TEXTO DE ORIGEM:
▼

A decisão foi tomada depois que o secretário especial de Previdência e Trabalho, Rogério Marinho, se reuniu com bancadas e ouviu dos parlamentares que a reforma não passará no Congresso se esses dois pontos não forem alterados .

No caso do BPC, o benefício continuará como é atualmente. Será retirado da reforma o pagamento de um auxílio no valor de R$ 400 para pessoas a partir de 60 anos de idade. Pela proposta, esse valor só chegaria a um salário mínimo a partir dos 70 anos. Hoje, o benefício corresponde a um salário mínimo já a partir dos 65 anos. Contudo, os técnicos querem manter na reforma um artigo para evitar fraudes. Ele veda a concessão do BPC para quem tem renda, ainda que seja informal, e patrimônio.

De acordo com estimativas da equipe econômica, as mudanças no BPC teriam um impacto de R$ 30 bilhões nas contas públicas em dez anos. Um dos argumentos dos técnicos para mexer nesses benefícios é que não é justo que alguém que nunca contribuiu para o sistema receba o mesmo valor pago a um trabalhador que passou anos recolhendo para a Previdência.

O governo também vai recuar da cobrança previdenciária obrigatória dos trabalhadores rurais. Além disso, o aumento no tempo mínimo de contribuição de 15 para 20 anos deverá ser retirado da proposta.

No entanto, também com intuito de inibir fraudes e aposentadorias precoces na área rural, a ideia é manter o aumento da idade mínima das mulheres de 55 anos para 60 anos, mantendo a mesma exigência feita para os homens que trabalham no campo. A projeção é que esta medida também pode gerar uma economia de quase R$ 30 bilhões em dez anos.

Impacto mantido em R$ 1 tri

Ao fazer essas concessões, o governo ainda mantém um impacto para os cofres públicos de pouco mais de R$ 1 trilhão em dez anos. O montante oficial estimado é que a reforma traga um alívio fiscal de R$ 1,164 trilhão.

▲

ENTRADAS EXTRAÍDAS:
▼

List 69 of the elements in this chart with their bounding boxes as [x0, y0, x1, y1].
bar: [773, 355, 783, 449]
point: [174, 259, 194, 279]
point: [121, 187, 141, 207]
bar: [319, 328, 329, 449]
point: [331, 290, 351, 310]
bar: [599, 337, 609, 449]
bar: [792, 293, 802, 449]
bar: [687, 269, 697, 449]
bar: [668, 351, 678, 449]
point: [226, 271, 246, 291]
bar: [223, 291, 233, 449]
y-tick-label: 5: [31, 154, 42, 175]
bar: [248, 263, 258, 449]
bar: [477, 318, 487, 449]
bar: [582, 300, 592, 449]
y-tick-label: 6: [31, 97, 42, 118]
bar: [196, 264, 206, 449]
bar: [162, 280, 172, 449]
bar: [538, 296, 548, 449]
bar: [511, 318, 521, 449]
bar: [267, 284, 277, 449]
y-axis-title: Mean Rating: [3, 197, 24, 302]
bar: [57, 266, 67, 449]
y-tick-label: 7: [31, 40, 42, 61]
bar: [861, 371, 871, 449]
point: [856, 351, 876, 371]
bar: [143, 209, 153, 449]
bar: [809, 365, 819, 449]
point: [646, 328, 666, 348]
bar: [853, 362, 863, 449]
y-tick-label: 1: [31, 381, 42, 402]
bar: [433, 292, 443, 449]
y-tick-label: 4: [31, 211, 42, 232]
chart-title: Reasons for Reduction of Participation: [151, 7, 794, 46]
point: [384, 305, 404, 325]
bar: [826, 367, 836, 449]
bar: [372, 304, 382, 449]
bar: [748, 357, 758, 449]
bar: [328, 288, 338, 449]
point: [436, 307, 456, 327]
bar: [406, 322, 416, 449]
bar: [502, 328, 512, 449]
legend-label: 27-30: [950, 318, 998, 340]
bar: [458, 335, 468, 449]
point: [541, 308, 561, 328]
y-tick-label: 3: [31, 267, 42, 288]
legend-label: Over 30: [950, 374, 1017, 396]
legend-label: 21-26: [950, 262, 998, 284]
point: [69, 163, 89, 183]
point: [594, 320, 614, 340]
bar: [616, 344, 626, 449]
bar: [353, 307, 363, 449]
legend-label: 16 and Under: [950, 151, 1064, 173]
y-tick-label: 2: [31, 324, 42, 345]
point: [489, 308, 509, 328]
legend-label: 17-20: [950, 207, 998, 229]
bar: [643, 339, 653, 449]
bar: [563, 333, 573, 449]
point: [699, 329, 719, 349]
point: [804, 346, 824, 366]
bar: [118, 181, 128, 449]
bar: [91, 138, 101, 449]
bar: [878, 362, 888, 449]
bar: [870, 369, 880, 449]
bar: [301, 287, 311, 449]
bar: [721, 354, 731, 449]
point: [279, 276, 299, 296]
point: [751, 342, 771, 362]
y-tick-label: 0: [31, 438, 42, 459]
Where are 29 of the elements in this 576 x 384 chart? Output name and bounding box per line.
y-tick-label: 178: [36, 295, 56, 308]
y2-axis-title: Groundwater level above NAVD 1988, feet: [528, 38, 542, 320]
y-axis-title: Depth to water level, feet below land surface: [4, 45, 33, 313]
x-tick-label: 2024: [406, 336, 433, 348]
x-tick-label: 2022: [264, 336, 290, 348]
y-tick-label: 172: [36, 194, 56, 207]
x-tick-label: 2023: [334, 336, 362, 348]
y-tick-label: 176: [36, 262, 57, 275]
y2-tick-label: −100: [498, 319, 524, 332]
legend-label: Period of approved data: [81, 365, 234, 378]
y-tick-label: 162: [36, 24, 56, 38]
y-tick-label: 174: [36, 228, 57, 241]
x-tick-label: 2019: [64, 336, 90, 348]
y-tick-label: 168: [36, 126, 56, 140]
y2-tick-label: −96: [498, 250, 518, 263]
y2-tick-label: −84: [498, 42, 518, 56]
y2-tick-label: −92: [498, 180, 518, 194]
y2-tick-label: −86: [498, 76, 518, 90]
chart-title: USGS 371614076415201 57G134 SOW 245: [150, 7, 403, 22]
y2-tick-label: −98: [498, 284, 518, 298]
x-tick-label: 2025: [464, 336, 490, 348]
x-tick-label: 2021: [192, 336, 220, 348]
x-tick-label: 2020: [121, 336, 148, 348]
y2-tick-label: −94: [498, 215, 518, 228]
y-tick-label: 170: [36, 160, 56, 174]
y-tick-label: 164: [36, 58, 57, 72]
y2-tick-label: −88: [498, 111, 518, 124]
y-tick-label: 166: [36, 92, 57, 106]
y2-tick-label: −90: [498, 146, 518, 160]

▲

LISTA DE TAREFAS:
1. Edite a listagem do início até a linha que contém "point: [646, 328, 666, 348]", inclusive, trocando "point" por "marcador" e mantendo todo o resto inalterado. Apresente somente esse trecho da listagem.
2. Prossiga com o texto sobre a reforma da Previdência a partir de sua última frase.

RESPOSTAS DAS TAREFAS:
1.
List 69 of the elements in this chart with their bounding boxes as [x0, y0, x1, y1].
bar: [773, 355, 783, 449]
marcador: [174, 259, 194, 279]
marcador: [121, 187, 141, 207]
bar: [319, 328, 329, 449]
marcador: [331, 290, 351, 310]
bar: [599, 337, 609, 449]
bar: [792, 293, 802, 449]
bar: [687, 269, 697, 449]
bar: [668, 351, 678, 449]
marcador: [226, 271, 246, 291]
bar: [223, 291, 233, 449]
y-tick-label: 5: [31, 154, 42, 175]
bar: [248, 263, 258, 449]
bar: [477, 318, 487, 449]
bar: [582, 300, 592, 449]
y-tick-label: 6: [31, 97, 42, 118]
bar: [196, 264, 206, 449]
bar: [162, 280, 172, 449]
bar: [538, 296, 548, 449]
bar: [511, 318, 521, 449]
bar: [267, 284, 277, 449]
y-axis-title: Mean Rating: [3, 197, 24, 302]
bar: [57, 266, 67, 449]
y-tick-label: 7: [31, 40, 42, 61]
bar: [861, 371, 871, 449]
marcador: [856, 351, 876, 371]
bar: [143, 209, 153, 449]
bar: [809, 365, 819, 449]
marcador: [646, 328, 666, 348]

2.
Como as negociações ainda não começaram oficialmente, os técnicos reconhecem que há risco de desidratação da reforma na comissão especial que vai analisar o mérito da matéria. O texto ainda está na Comissão de Constituição e Justiça (CCJ) da Câmara, que decidirá somente sobre a sua admissibilidade e sequer teve um relator designado.

Os partidos que declararam apoio à reforma também foram contra a retirada da Constituição de vários itens relativos à Previdência. A reforma retira da Carta praticamente todas as regras de aposentadoria, permitindo que o assunto seja tratado em leis complementares, que são mais fáceis de serem aprovadas.

Para vencer as resistências a esse item, a ordem é trabalhar duro no convencimento para mostrar que a situação brasileira “é uma jabuticaba amarga”, resumiu um interlocutor. De acordo com essa fonte, não faz sentido manter no texto constitucional idade mínima de aposentadoria e regra de cálculo do benefício, por exemplo, porque o processo demográfico e o mercado de trabalho são dinâmicos.

A PEC permite, entre outras medidas, o aumento da idade mínima de aposentadoria (65 anos para homens e 62 anos para mulheres). Ela poderia subir de acordo com a expectativa de sobrevida (quanto tempo a pessoa vive depois da aposentada) por ato administrativo do governo. O texto também retira da Constituição a obrigatoriedade para que a União revise salários e benefícios anualmente.

Líderes retiram "bode da sala", mas ficou um gambá

Líderes de partidos que representam a maioria dos deputados federais defenestraram as mudanças propostas pelo governo Bolsonaro para o benefício assistencial a idosos em situação de miséria e para a aposentadoria dos trabalhadores rurais da economia familiar.

Poucas coisas são tão negativas para a sociedade quanto deixar idosos pobres ao relento, no campo e na cidade. Essas alterações eram encaradas como "moeda de troca", "gordura para queimar" e, claro, "bode na sala" – daqueles bem fedorentos, do tipo que todo mundo fica tão aliviado quando são retirados que esquece dos outros problemas.

Determinados políticos, economistas e formadores de opinião merecem, aliás, o Oscar de melhores atores e atrizes coadjuvantes. Pois prefiro acreditar que foram gênios da interpretação a aceitar que há pessoas que defendem realmente que dificultar benefícios assistenciais e aposentadoria especial a gente pobre e miserável é a saída para o nosso buraco fiscal.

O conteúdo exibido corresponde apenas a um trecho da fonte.